§ **Written exercise**:
Look through the material below for "mock". Copy every line that contains it.

--- START OF Input rows ---

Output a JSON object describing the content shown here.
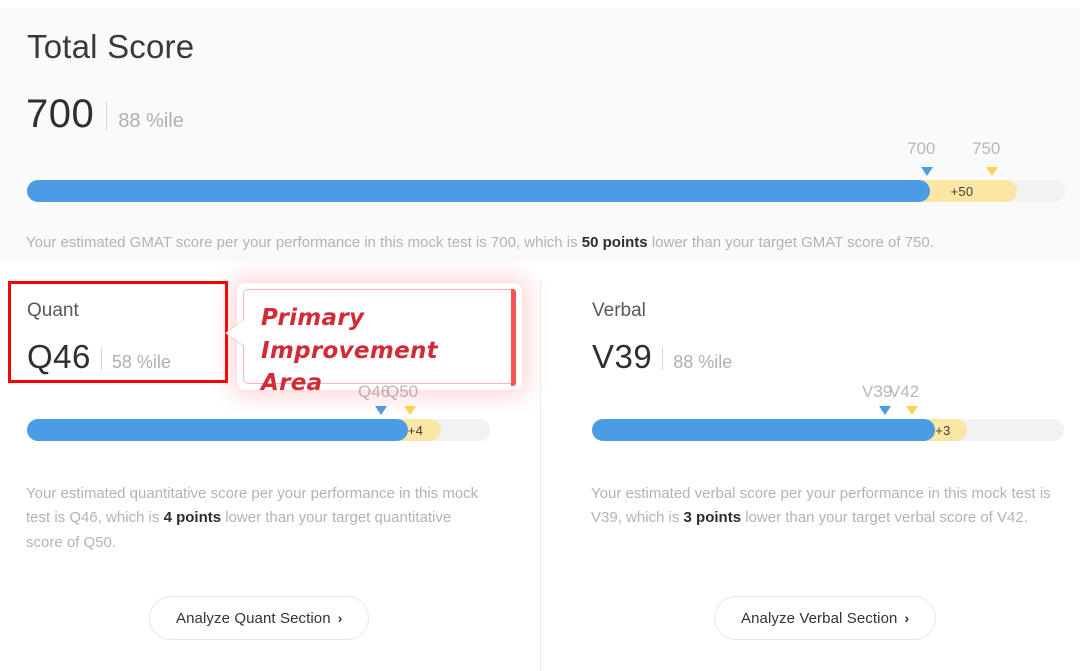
{
  "colors": {
    "blue": "#4c9ce4",
    "yellow": "#fbe6a3",
    "yellow_arrow": "#fcd451",
    "track": "#f2f2f2",
    "annotation_red": "#ff0000",
    "callout_text": "#d42a38",
    "panel_bg": "#fafafa"
  },
  "total": {
    "title": "Total Score",
    "score": "700",
    "percentile": "88 %ile",
    "tick_current": "700",
    "tick_target": "750",
    "gain_badge": "+50",
    "desc_pre": "Your estimated GMAT score per your performance in this mock test is 700, which is ",
    "desc_bold": "50 points",
    "desc_post": " lower than your target GMAT score of 750."
  },
  "quant": {
    "label": "Quant",
    "score": "Q46",
    "percentile": "58 %ile",
    "tick_current": "Q46",
    "tick_target": "Q50",
    "gain_badge": "+4",
    "desc_pre": "Your estimated quantitative score per your performance in this mock test is Q46, which is ",
    "desc_bold": "4 points",
    "desc_post": " lower than your target quantitative score of Q50.",
    "button": "Analyze Quant Section",
    "button_chevron": "›"
  },
  "verbal": {
    "label": "Verbal",
    "score": "V39",
    "percentile": "88 %ile",
    "tick_current": "V39",
    "tick_target": "V42",
    "gain_badge": "+3",
    "desc_pre": "Your estimated verbal score per your performance in this mock test is V39, which is ",
    "desc_bold": "3 points",
    "desc_post": " lower than your target verbal score of V42.",
    "button": "Analyze Verbal Section",
    "button_chevron": "›"
  },
  "annotation": {
    "callout_line1": "Primary",
    "callout_line2": "Improvement Area"
  },
  "chart_data": [
    {
      "type": "bar",
      "title": "Total Score",
      "orientation": "horizontal-progress",
      "current_value": 700,
      "target_value": 750,
      "gap": 50,
      "percentile": 88,
      "axis_min": 200,
      "axis_max": 800,
      "segments": [
        {
          "name": "achieved",
          "value": 700,
          "color": "#4c9ce4"
        },
        {
          "name": "gap-to-target",
          "value": 50,
          "color": "#fbe6a3",
          "label": "+50"
        },
        {
          "name": "remaining",
          "value": 50,
          "color": "#f2f2f2"
        }
      ],
      "markers": [
        {
          "label": "700",
          "value": 700,
          "color": "#4c9ce4"
        },
        {
          "label": "750",
          "value": 750,
          "color": "#fcd451"
        }
      ]
    },
    {
      "type": "bar",
      "title": "Quant",
      "orientation": "horizontal-progress",
      "current_value": 46,
      "target_value": 50,
      "gap": 4,
      "percentile": 58,
      "axis_min": 6,
      "axis_max": 51,
      "segments": [
        {
          "name": "achieved",
          "value": 46,
          "color": "#4c9ce4"
        },
        {
          "name": "gap-to-target",
          "value": 4,
          "color": "#fbe6a3",
          "label": "+4"
        },
        {
          "name": "remaining",
          "value": 1,
          "color": "#f2f2f2"
        }
      ],
      "markers": [
        {
          "label": "Q46",
          "value": 46,
          "color": "#4c9ce4"
        },
        {
          "label": "Q50",
          "value": 50,
          "color": "#fcd451"
        }
      ]
    },
    {
      "type": "bar",
      "title": "Verbal",
      "orientation": "horizontal-progress",
      "current_value": 39,
      "target_value": 42,
      "gap": 3,
      "percentile": 88,
      "axis_min": 6,
      "axis_max": 51,
      "segments": [
        {
          "name": "achieved",
          "value": 39,
          "color": "#4c9ce4"
        },
        {
          "name": "gap-to-target",
          "value": 3,
          "color": "#fbe6a3",
          "label": "+3"
        },
        {
          "name": "remaining",
          "value": 9,
          "color": "#f2f2f2"
        }
      ],
      "markers": [
        {
          "label": "V39",
          "value": 39,
          "color": "#4c9ce4"
        },
        {
          "label": "V42",
          "value": 42,
          "color": "#fcd451"
        }
      ]
    }
  ]
}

--- END OF Input rows ---

§ **Result**:
    "desc_pre": "Your estimated GMAT score per your performance in this mock test is 700, which is ",
    "desc_pre": "Your estimated quantitative score per your performance in this mock test is Q46, which is ",
    "desc_pre": "Your estimated verbal score per your performance in this mock test is V39, which is ",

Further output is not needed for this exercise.